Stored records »
-- Begin --
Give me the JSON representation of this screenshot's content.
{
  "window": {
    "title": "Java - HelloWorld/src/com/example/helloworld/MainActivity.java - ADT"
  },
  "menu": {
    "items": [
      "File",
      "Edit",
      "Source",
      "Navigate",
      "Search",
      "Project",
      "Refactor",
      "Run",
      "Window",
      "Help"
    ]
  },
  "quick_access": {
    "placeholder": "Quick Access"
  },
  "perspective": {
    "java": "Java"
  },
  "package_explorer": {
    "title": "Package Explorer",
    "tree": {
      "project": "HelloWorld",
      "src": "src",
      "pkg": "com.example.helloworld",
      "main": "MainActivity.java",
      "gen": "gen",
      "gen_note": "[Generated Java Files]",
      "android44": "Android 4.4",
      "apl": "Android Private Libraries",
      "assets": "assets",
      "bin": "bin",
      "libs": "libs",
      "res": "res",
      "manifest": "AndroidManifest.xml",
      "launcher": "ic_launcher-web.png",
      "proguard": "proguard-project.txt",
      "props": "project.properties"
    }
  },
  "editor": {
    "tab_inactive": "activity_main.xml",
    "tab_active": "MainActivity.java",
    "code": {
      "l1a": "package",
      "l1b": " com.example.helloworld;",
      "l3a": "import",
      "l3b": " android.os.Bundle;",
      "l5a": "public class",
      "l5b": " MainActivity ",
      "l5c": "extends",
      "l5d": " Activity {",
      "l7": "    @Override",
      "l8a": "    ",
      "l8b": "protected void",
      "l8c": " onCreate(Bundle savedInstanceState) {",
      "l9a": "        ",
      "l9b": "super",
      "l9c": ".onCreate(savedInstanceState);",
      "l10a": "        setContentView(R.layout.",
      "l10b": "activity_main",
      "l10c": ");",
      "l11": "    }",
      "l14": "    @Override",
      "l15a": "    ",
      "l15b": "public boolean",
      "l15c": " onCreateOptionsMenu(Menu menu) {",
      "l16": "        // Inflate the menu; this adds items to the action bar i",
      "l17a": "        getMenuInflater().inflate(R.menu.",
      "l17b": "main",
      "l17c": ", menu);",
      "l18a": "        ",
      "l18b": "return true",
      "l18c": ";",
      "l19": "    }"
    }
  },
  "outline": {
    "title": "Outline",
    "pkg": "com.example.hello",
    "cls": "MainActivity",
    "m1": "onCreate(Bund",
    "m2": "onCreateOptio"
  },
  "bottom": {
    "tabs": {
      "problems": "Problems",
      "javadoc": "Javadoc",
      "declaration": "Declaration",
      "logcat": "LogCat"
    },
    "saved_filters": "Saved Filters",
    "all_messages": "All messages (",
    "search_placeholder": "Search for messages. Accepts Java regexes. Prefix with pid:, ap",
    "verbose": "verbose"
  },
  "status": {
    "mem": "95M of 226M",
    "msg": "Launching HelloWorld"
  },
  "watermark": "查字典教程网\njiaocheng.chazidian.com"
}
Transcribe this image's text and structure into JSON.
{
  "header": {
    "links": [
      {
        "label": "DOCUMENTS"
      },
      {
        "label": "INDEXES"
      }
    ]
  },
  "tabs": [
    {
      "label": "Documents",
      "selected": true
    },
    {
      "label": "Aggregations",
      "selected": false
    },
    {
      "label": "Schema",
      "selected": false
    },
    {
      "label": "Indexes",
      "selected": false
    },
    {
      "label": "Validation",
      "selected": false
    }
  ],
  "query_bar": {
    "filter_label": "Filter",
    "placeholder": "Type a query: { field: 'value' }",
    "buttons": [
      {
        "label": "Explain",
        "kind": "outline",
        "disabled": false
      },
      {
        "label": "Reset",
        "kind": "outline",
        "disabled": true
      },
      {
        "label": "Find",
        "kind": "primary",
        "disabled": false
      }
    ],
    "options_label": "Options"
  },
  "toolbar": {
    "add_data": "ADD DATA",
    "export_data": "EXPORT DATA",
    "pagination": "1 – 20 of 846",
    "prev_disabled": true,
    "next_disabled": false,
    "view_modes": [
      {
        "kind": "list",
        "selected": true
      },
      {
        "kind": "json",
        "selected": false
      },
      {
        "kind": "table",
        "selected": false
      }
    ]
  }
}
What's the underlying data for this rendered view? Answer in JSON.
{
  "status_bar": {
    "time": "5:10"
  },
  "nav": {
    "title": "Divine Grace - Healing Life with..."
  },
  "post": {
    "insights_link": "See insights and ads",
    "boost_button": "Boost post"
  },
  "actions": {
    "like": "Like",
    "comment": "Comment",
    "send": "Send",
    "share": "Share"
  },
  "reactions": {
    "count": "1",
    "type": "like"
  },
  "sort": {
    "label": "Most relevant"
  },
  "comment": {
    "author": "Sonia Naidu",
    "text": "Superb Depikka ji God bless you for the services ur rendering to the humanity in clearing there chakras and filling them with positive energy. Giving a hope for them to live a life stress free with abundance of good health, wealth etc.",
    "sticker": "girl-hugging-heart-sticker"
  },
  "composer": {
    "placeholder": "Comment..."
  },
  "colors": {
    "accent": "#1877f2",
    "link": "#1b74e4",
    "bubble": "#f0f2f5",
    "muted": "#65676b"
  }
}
-- End --
WHAT NEEDS TO BE DONE » Every line above should be written out again exactly as it stands.

ANSWER TO THIS TASK »
Give me the JSON representation of this screenshot's content.
{
  "window": {
    "title": "Java - HelloWorld/src/com/example/helloworld/MainActivity.java - ADT"
  },
  "menu": {
    "items": [
      "File",
      "Edit",
      "Source",
      "Navigate",
      "Search",
      "Project",
      "Refactor",
      "Run",
      "Window",
      "Help"
    ]
  },
  "quick_access": {
    "placeholder": "Quick Access"
  },
  "perspective": {
    "java": "Java"
  },
  "package_explorer": {
    "title": "Package Explorer",
    "tree": {
      "project": "HelloWorld",
      "src": "src",
      "pkg": "com.example.helloworld",
      "main": "MainActivity.java",
      "gen": "gen",
      "gen_note": "[Generated Java Files]",
      "android44": "Android 4.4",
      "apl": "Android Private Libraries",
      "assets": "assets",
      "bin": "bin",
      "libs": "libs",
      "res": "res",
      "manifest": "AndroidManifest.xml",
      "launcher": "ic_launcher-web.png",
      "proguard": "proguard-project.txt",
      "props": "project.properties"
    }
  },
  "editor": {
    "tab_inactive": "activity_main.xml",
    "tab_active": "MainActivity.java",
    "code": {
      "l1a": "package",
      "l1b": " com.example.helloworld;",
      "l3a": "import",
      "l3b": " android.os.Bundle;",
      "l5a": "public class",
      "l5b": " MainActivity ",
      "l5c": "extends",
      "l5d": " Activity {",
      "l7": "    @Override",
      "l8a": "    ",
      "l8b": "protected void",
      "l8c": " onCreate(Bundle savedInstanceState) {",
      "l9a": "        ",
      "l9b": "super",
      "l9c": ".onCreate(savedInstanceState);",
      "l10a": "        setContentView(R.layout.",
      "l10b": "activity_main",
      "l10c": ");",
      "l11": "    }",
      "l14": "    @Override",
      "l15a": "    ",
      "l15b": "public boolean",
      "l15c": " onCreateOptionsMenu(Menu menu) {",
      "l16": "        // Inflate the menu; this adds items to the action bar i",
      "l17a": "        getMenuInflater().inflate(R.menu.",
      "l17b": "main",
      "l17c": ", menu);",
      "l18a": "        ",
      "l18b": "return true",
      "l18c": ";",
      "l19": "    }"
    }
  },
  "outline": {
    "title": "Outline",
    "pkg": "com.example.hello",
    "cls": "MainActivity",
    "m1": "onCreate(Bund",
    "m2": "onCreateOptio"
  },
  "bottom": {
    "tabs": {
      "problems": "Problems",
      "javadoc": "Javadoc",
      "declaration": "Declaration",
      "logcat": "LogCat"
    },
    "saved_filters": "Saved Filters",
    "all_messages": "All messages (",
    "search_placeholder": "Search for messages. Accepts Java regexes. Prefix with pid:, ap",
    "verbose": "verbose"
  },
  "status": {
    "mem": "95M of 226M",
    "msg": "Launching HelloWorld"
  },
  "watermark": "查字典教程网\njiaocheng.chazidian.com"
}
Transcribe this image's text and structure into JSON.
{
  "header": {
    "links": [
      {
        "label": "DOCUMENTS"
      },
      {
        "label": "INDEXES"
      }
    ]
  },
  "tabs": [
    {
      "label": "Documents",
      "selected": true
    },
    {
      "label": "Aggregations",
      "selected": false
    },
    {
      "label": "Schema",
      "selected": false
    },
    {
      "label": "Indexes",
      "selected": false
    },
    {
      "label": "Validation",
      "selected": false
    }
  ],
  "query_bar": {
    "filter_label": "Filter",
    "placeholder": "Type a query: { field: 'value' }",
    "buttons": [
      {
        "label": "Explain",
        "kind": "outline",
        "disabled": false
      },
      {
        "label": "Reset",
        "kind": "outline",
        "disabled": true
      },
      {
        "label": "Find",
        "kind": "primary",
        "disabled": false
      }
    ],
    "options_label": "Options"
  },
  "toolbar": {
    "add_data": "ADD DATA",
    "export_data": "EXPORT DATA",
    "pagination": "1 – 20 of 846",
    "prev_disabled": true,
    "next_disabled": false,
    "view_modes": [
      {
        "kind": "list",
        "selected": true
      },
      {
        "kind": "json",
        "selected": false
      },
      {
        "kind": "table",
        "selected": false
      }
    ]
  }
}
What's the underlying data for this rendered view? Answer in JSON.
{
  "status_bar": {
    "time": "5:10"
  },
  "nav": {
    "title": "Divine Grace - Healing Life with..."
  },
  "post": {
    "insights_link": "See insights and ads",
    "boost_button": "Boost post"
  },
  "actions": {
    "like": "Like",
    "comment": "Comment",
    "send": "Send",
    "share": "Share"
  },
  "reactions": {
    "count": "1",
    "type": "like"
  },
  "sort": {
    "label": "Most relevant"
  },
  "comment": {
    "author": "Sonia Naidu",
    "text": "Superb Depikka ji God bless you for the services ur rendering to the humanity in clearing there chakras and filling them with positive energy. Giving a hope for them to live a life stress free with abundance of good health, wealth etc.",
    "sticker": "girl-hugging-heart-sticker"
  },
  "composer": {
    "placeholder": "Comment..."
  },
  "colors": {
    "accent": "#1877f2",
    "link": "#1b74e4",
    "bubble": "#f0f2f5",
    "muted": "#65676b"
  }
}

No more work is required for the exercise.